WRITTEN REQUEST ::
Copy out the records precisely, omitting pictures.

* BEGIN INPUT ROWS *

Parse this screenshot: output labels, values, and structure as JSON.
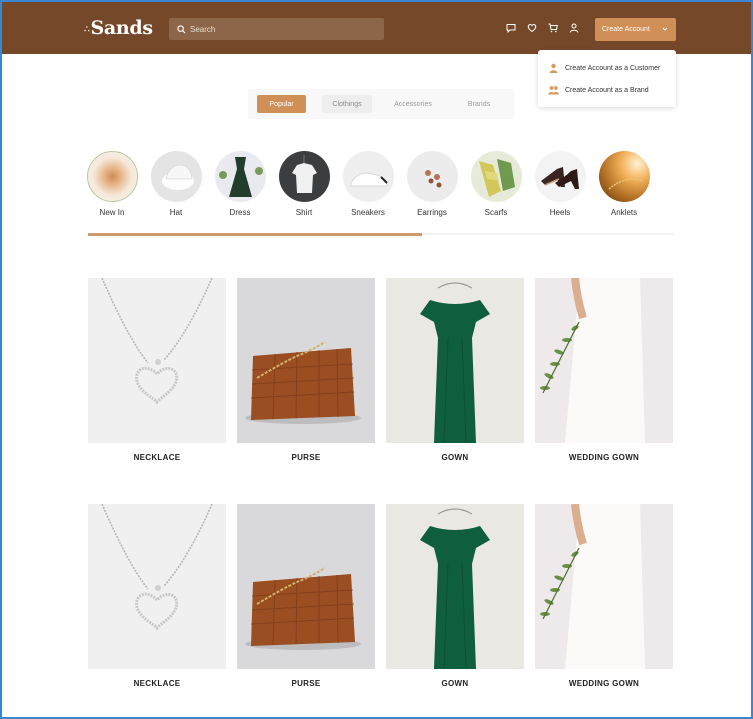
{
  "brand": {
    "name": "Sands",
    "accent": "#cf8f57",
    "header_bg": "#75482a"
  },
  "search": {
    "placeholder": "Search"
  },
  "header_icons": [
    "chat-icon",
    "heart-icon",
    "cart-icon",
    "user-icon"
  ],
  "create_account": {
    "label": "Create Account",
    "menu": [
      {
        "label": "Create Account as a Customer",
        "icon": "user-icon"
      },
      {
        "label": "Create Account as a Brand",
        "icon": "users-icon"
      }
    ]
  },
  "tabs": [
    {
      "label": "Popular",
      "active": true
    },
    {
      "label": "Clothings",
      "active": false
    },
    {
      "label": "Accessories",
      "active": false
    },
    {
      "label": "Brands",
      "active": false
    }
  ],
  "categories": [
    {
      "label": "New In"
    },
    {
      "label": "Hat"
    },
    {
      "label": "Dress"
    },
    {
      "label": "Shirt"
    },
    {
      "label": "Sneakers"
    },
    {
      "label": "Earrings"
    },
    {
      "label": "Scarfs"
    },
    {
      "label": "Heels"
    },
    {
      "label": "Anklets"
    }
  ],
  "category_scroll": {
    "progress": 0.57
  },
  "products": [
    {
      "name": "NECKLACE"
    },
    {
      "name": "PURSE"
    },
    {
      "name": "GOWN"
    },
    {
      "name": "WEDDING GOWN"
    },
    {
      "name": "NECKLACE"
    },
    {
      "name": "PURSE"
    },
    {
      "name": "GOWN"
    },
    {
      "name": "WEDDING GOWN"
    }
  ]
}
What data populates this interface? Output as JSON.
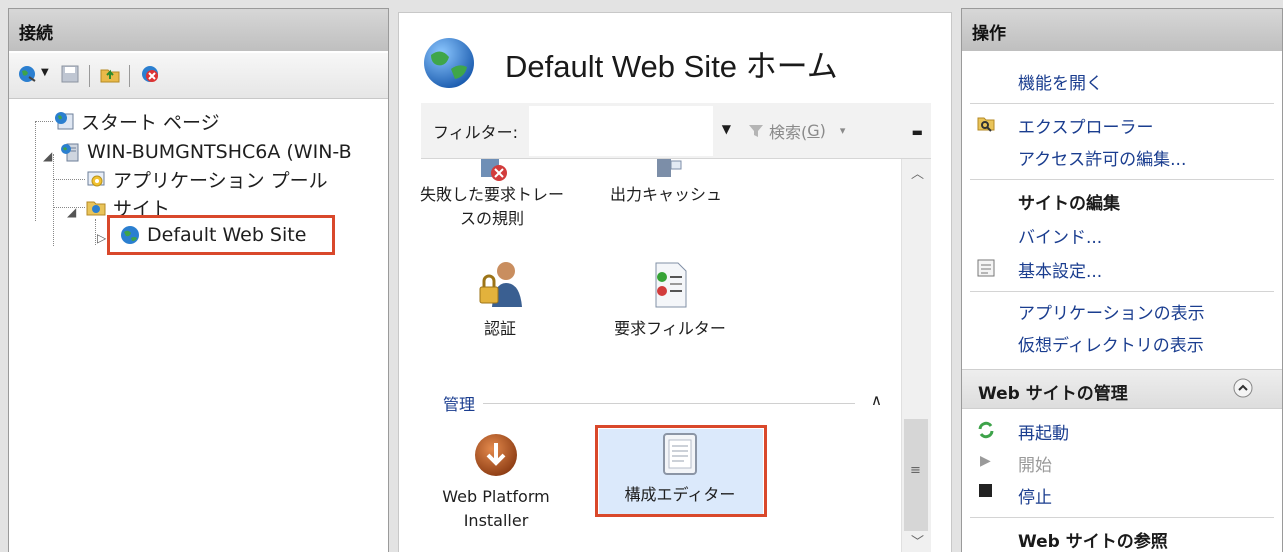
{
  "connections": {
    "header": "接続",
    "tree": [
      {
        "label": "スタート ページ"
      },
      {
        "label": "WIN-BUMGNTSHC6A (WIN-B"
      },
      {
        "label": "アプリケーション プール"
      },
      {
        "label": "サイト"
      },
      {
        "label": "Default Web Site"
      }
    ]
  },
  "center": {
    "title": "Default Web Site ホーム",
    "filter_label": "フィルター:",
    "filter_value": "",
    "search_label_prefix": "検索(",
    "search_label_key": "G",
    "search_label_suffix": ")",
    "features_top": [
      {
        "label_line1": "失敗した要求トレー",
        "label_line2": "スの規則"
      },
      {
        "label_line1": "出力キャッシュ",
        "label_line2": ""
      }
    ],
    "features_mid": [
      {
        "label": "認証"
      },
      {
        "label": "要求フィルター"
      }
    ],
    "group_label": "管理",
    "features_bottom": [
      {
        "label_line1": "Web Platform",
        "label_line2": "Installer"
      },
      {
        "label_line1": "構成エディター",
        "label_line2": ""
      }
    ]
  },
  "actions": {
    "header": "操作",
    "open_feature": "機能を開く",
    "explore": "エクスプローラー",
    "edit_permissions": "アクセス許可の編集...",
    "edit_site_heading": "サイトの編集",
    "bindings": "バインド...",
    "basic_settings": "基本設定...",
    "view_applications": "アプリケーションの表示",
    "view_virtual_dirs": "仮想ディレクトリの表示",
    "manage_heading": "Web サイトの管理",
    "restart": "再起動",
    "start": "開始",
    "stop": "停止",
    "browse_heading": "Web サイトの参照"
  },
  "colors": {
    "accent_red": "#d9482b",
    "link_blue": "#1a3d8f",
    "selected_bg": "#dbe9fb"
  }
}
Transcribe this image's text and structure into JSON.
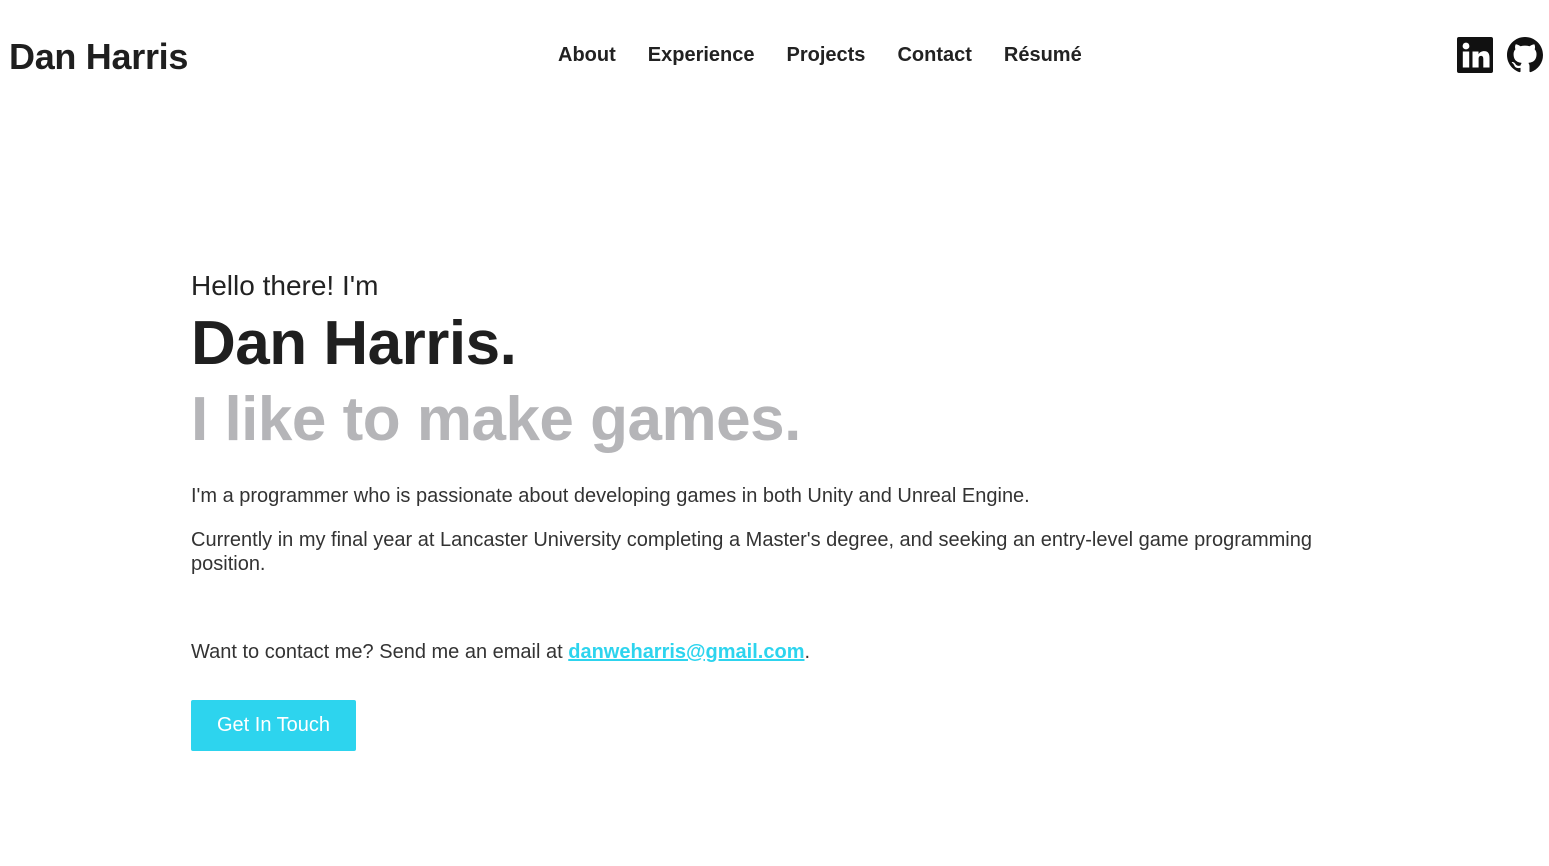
{
  "header": {
    "site_title": "Dan Harris",
    "nav": [
      {
        "label": "About"
      },
      {
        "label": "Experience"
      },
      {
        "label": "Projects"
      },
      {
        "label": "Contact"
      },
      {
        "label": "Résumé"
      }
    ],
    "social": [
      {
        "icon": "linkedin-icon"
      },
      {
        "icon": "github-icon"
      }
    ]
  },
  "hero": {
    "greeting": "Hello there! I'm",
    "name": "Dan Harris.",
    "tagline": "I like to make games.",
    "paragraphs": [
      "I'm a programmer who is passionate about developing games in both Unity and Unreal Engine.",
      "Currently in my final year at Lancaster University completing a Master's degree, and seeking an entry-level game programming position."
    ],
    "contact_prefix": "Want to contact me? Send me an email at ",
    "email": "danweharris@gmail.com",
    "contact_suffix": ".",
    "button_label": "Get In Touch"
  },
  "colors": {
    "accent": "#2dd4ee",
    "tagline": "#b5b5b8",
    "text": "#222222"
  }
}
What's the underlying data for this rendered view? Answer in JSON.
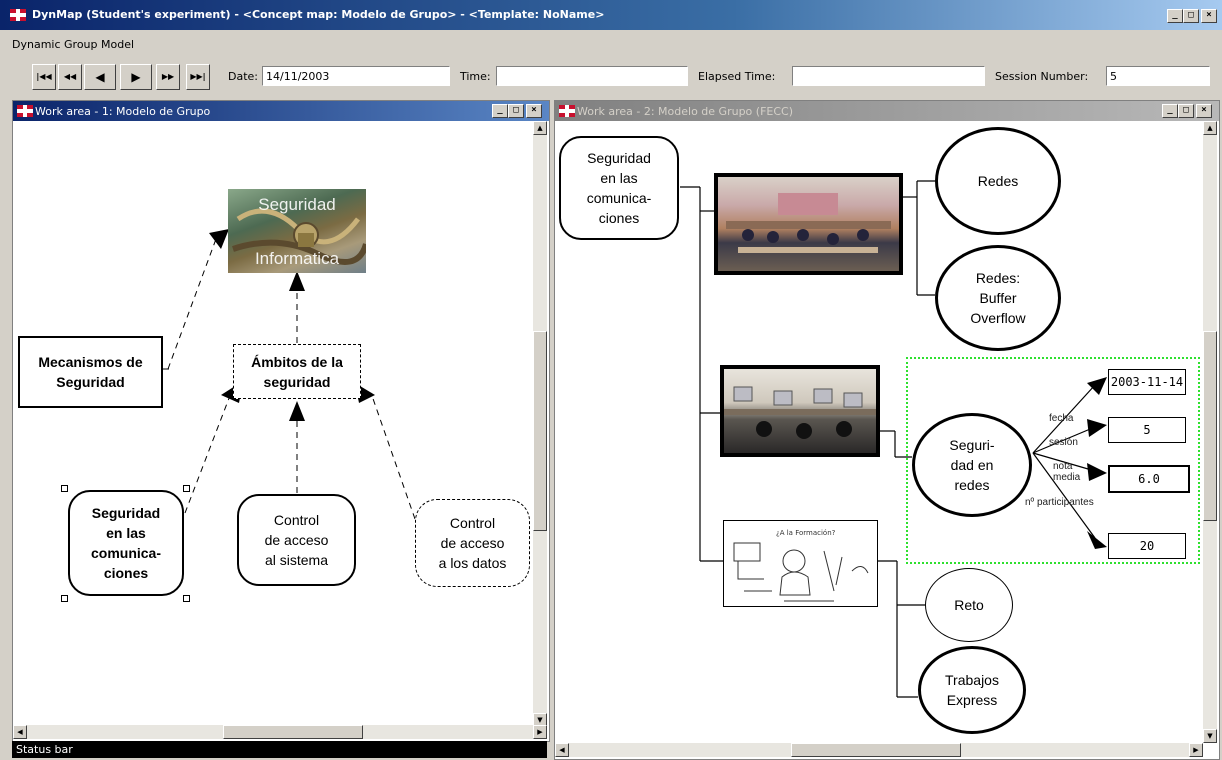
{
  "app": {
    "title": "DynMap (Student's experiment) - <Concept map: Modelo de Grupo> - <Template: NoName>",
    "menu": "Dynamic Group Model"
  },
  "toolbar": {
    "nav": [
      "first",
      "rewind",
      "step-back",
      "step-forward",
      "fast-forward",
      "last"
    ],
    "date_label": "Date:",
    "date_value": "14/11/2003",
    "time_label": "Time:",
    "time_value": "",
    "elapsed_label": "Elapsed Time:",
    "elapsed_value": "",
    "session_label": "Session Number:",
    "session_value": "5"
  },
  "window_controls": {
    "minimize": "_",
    "maximize": "□",
    "close": "×"
  },
  "left_window": {
    "title": "Work area - 1: Modelo de Grupo",
    "nodes": {
      "seguridad_informatica": {
        "top": "Seguridad",
        "bottom": "Informatica"
      },
      "mecanismos": "Mecanismos de\nSeguridad",
      "ambitos": "Ámbitos de la\nseguridad",
      "seguridad_com": "Seguridad\nen las\ncomunica-\nciones",
      "control_sistema": "Control\nde acceso\nal sistema",
      "control_datos": "Control\nde acceso\na los datos"
    }
  },
  "right_window": {
    "title": "Work area - 2: Modelo de Grupo (FECC)",
    "nodes": {
      "seguridad_com": "Seguridad\nen las\ncomunica-\nciones",
      "redes": "Redes",
      "buffer": "Redes:\nBuffer\nOverflow",
      "seguridad_redes": "Seguri-\ndad en\nredes",
      "reto": "Reto",
      "trabajos": "Trabajos\nExpress"
    },
    "attributes": [
      {
        "label": "fecha",
        "value": "2003-11-14"
      },
      {
        "label": "sesión",
        "value": "5"
      },
      {
        "label": "nota media",
        "value": "6.0"
      },
      {
        "label": "nº participantes",
        "value": "20"
      }
    ],
    "sketch_caption": "¿A la Formación?"
  },
  "status_bar": "Status bar"
}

* END INPUT ROWS *

SOLUTION TO THE PROBLEM ::
Parse this screenshot: output labels, values, and structure as JSON.
{
  "brand": {
    "name": "Sands",
    "accent": "#cf8f57",
    "header_bg": "#75482a"
  },
  "search": {
    "placeholder": "Search"
  },
  "header_icons": [
    "chat-icon",
    "heart-icon",
    "cart-icon",
    "user-icon"
  ],
  "create_account": {
    "label": "Create Account",
    "menu": [
      {
        "label": "Create Account as a Customer",
        "icon": "user-icon"
      },
      {
        "label": "Create Account as a Brand",
        "icon": "users-icon"
      }
    ]
  },
  "tabs": [
    {
      "label": "Popular",
      "active": true
    },
    {
      "label": "Clothings",
      "active": false
    },
    {
      "label": "Accessories",
      "active": false
    },
    {
      "label": "Brands",
      "active": false
    }
  ],
  "categories": [
    {
      "label": "New In"
    },
    {
      "label": "Hat"
    },
    {
      "label": "Dress"
    },
    {
      "label": "Shirt"
    },
    {
      "label": "Sneakers"
    },
    {
      "label": "Earrings"
    },
    {
      "label": "Scarfs"
    },
    {
      "label": "Heels"
    },
    {
      "label": "Anklets"
    }
  ],
  "category_scroll": {
    "progress": 0.57
  },
  "products": [
    {
      "name": "NECKLACE"
    },
    {
      "name": "PURSE"
    },
    {
      "name": "GOWN"
    },
    {
      "name": "WEDDING GOWN"
    },
    {
      "name": "NECKLACE"
    },
    {
      "name": "PURSE"
    },
    {
      "name": "GOWN"
    },
    {
      "name": "WEDDING GOWN"
    }
  ]
}
What data populates this interface? Output as JSON.
{
  "connections": {
    "header": "接続",
    "tree": [
      {
        "label": "スタート ページ"
      },
      {
        "label": "WIN-BUMGNTSHC6A (WIN-B"
      },
      {
        "label": "アプリケーション プール"
      },
      {
        "label": "サイト"
      },
      {
        "label": "Default Web Site"
      }
    ]
  },
  "center": {
    "title": "Default Web Site ホーム",
    "filter_label": "フィルター:",
    "filter_value": "",
    "search_label_prefix": "検索(",
    "search_label_key": "G",
    "search_label_suffix": ")",
    "features_top": [
      {
        "label_line1": "失敗した要求トレー",
        "label_line2": "スの規則"
      },
      {
        "label_line1": "出力キャッシュ",
        "label_line2": ""
      }
    ],
    "features_mid": [
      {
        "label": "認証"
      },
      {
        "label": "要求フィルター"
      }
    ],
    "group_label": "管理",
    "features_bottom": [
      {
        "label_line1": "Web Platform",
        "label_line2": "Installer"
      },
      {
        "label_line1": "構成エディター",
        "label_line2": ""
      }
    ]
  },
  "actions": {
    "header": "操作",
    "open_feature": "機能を開く",
    "explore": "エクスプローラー",
    "edit_permissions": "アクセス許可の編集...",
    "edit_site_heading": "サイトの編集",
    "bindings": "バインド...",
    "basic_settings": "基本設定...",
    "view_applications": "アプリケーションの表示",
    "view_virtual_dirs": "仮想ディレクトリの表示",
    "manage_heading": "Web サイトの管理",
    "restart": "再起動",
    "start": "開始",
    "stop": "停止",
    "browse_heading": "Web サイトの参照"
  },
  "colors": {
    "accent_red": "#d9482b",
    "link_blue": "#1a3d8f",
    "selected_bg": "#dbe9fb"
  }
}
Transcribe this image's text and structure into JSON.
{
  "header": {
    "site_title": "Dan Harris",
    "nav": [
      {
        "label": "About"
      },
      {
        "label": "Experience"
      },
      {
        "label": "Projects"
      },
      {
        "label": "Contact"
      },
      {
        "label": "Résumé"
      }
    ],
    "social": [
      {
        "icon": "linkedin-icon"
      },
      {
        "icon": "github-icon"
      }
    ]
  },
  "hero": {
    "greeting": "Hello there! I'm",
    "name": "Dan Harris.",
    "tagline": "I like to make games.",
    "paragraphs": [
      "I'm a programmer who is passionate about developing games in both Unity and Unreal Engine.",
      "Currently in my final year at Lancaster University completing a Master's degree, and seeking an entry-level game programming position."
    ],
    "contact_prefix": "Want to contact me? Send me an email at ",
    "email": "danweharris@gmail.com",
    "contact_suffix": ".",
    "button_label": "Get In Touch"
  },
  "colors": {
    "accent": "#2dd4ee",
    "tagline": "#b5b5b8",
    "text": "#222222"
  }
}
What's the underlying data for this rendered view? Answer in JSON.
{
  "app": {
    "title": "DynMap (Student's experiment) - <Concept map: Modelo de Grupo> - <Template: NoName>",
    "menu": "Dynamic Group Model"
  },
  "toolbar": {
    "nav": [
      "first",
      "rewind",
      "step-back",
      "step-forward",
      "fast-forward",
      "last"
    ],
    "date_label": "Date:",
    "date_value": "14/11/2003",
    "time_label": "Time:",
    "time_value": "",
    "elapsed_label": "Elapsed Time:",
    "elapsed_value": "",
    "session_label": "Session Number:",
    "session_value": "5"
  },
  "window_controls": {
    "minimize": "_",
    "maximize": "□",
    "close": "×"
  },
  "left_window": {
    "title": "Work area - 1: Modelo de Grupo",
    "nodes": {
      "seguridad_informatica": {
        "top": "Seguridad",
        "bottom": "Informatica"
      },
      "mecanismos": "Mecanismos de\nSeguridad",
      "ambitos": "Ámbitos de la\nseguridad",
      "seguridad_com": "Seguridad\nen las\ncomunica-\nciones",
      "control_sistema": "Control\nde acceso\nal sistema",
      "control_datos": "Control\nde acceso\na los datos"
    }
  },
  "right_window": {
    "title": "Work area - 2: Modelo de Grupo (FECC)",
    "nodes": {
      "seguridad_com": "Seguridad\nen las\ncomunica-\nciones",
      "redes": "Redes",
      "buffer": "Redes:\nBuffer\nOverflow",
      "seguridad_redes": "Seguri-\ndad en\nredes",
      "reto": "Reto",
      "trabajos": "Trabajos\nExpress"
    },
    "attributes": [
      {
        "label": "fecha",
        "value": "2003-11-14"
      },
      {
        "label": "sesión",
        "value": "5"
      },
      {
        "label": "nota media",
        "value": "6.0"
      },
      {
        "label": "nº participantes",
        "value": "20"
      }
    ],
    "sketch_caption": "¿A la Formación?"
  },
  "status_bar": "Status bar"
}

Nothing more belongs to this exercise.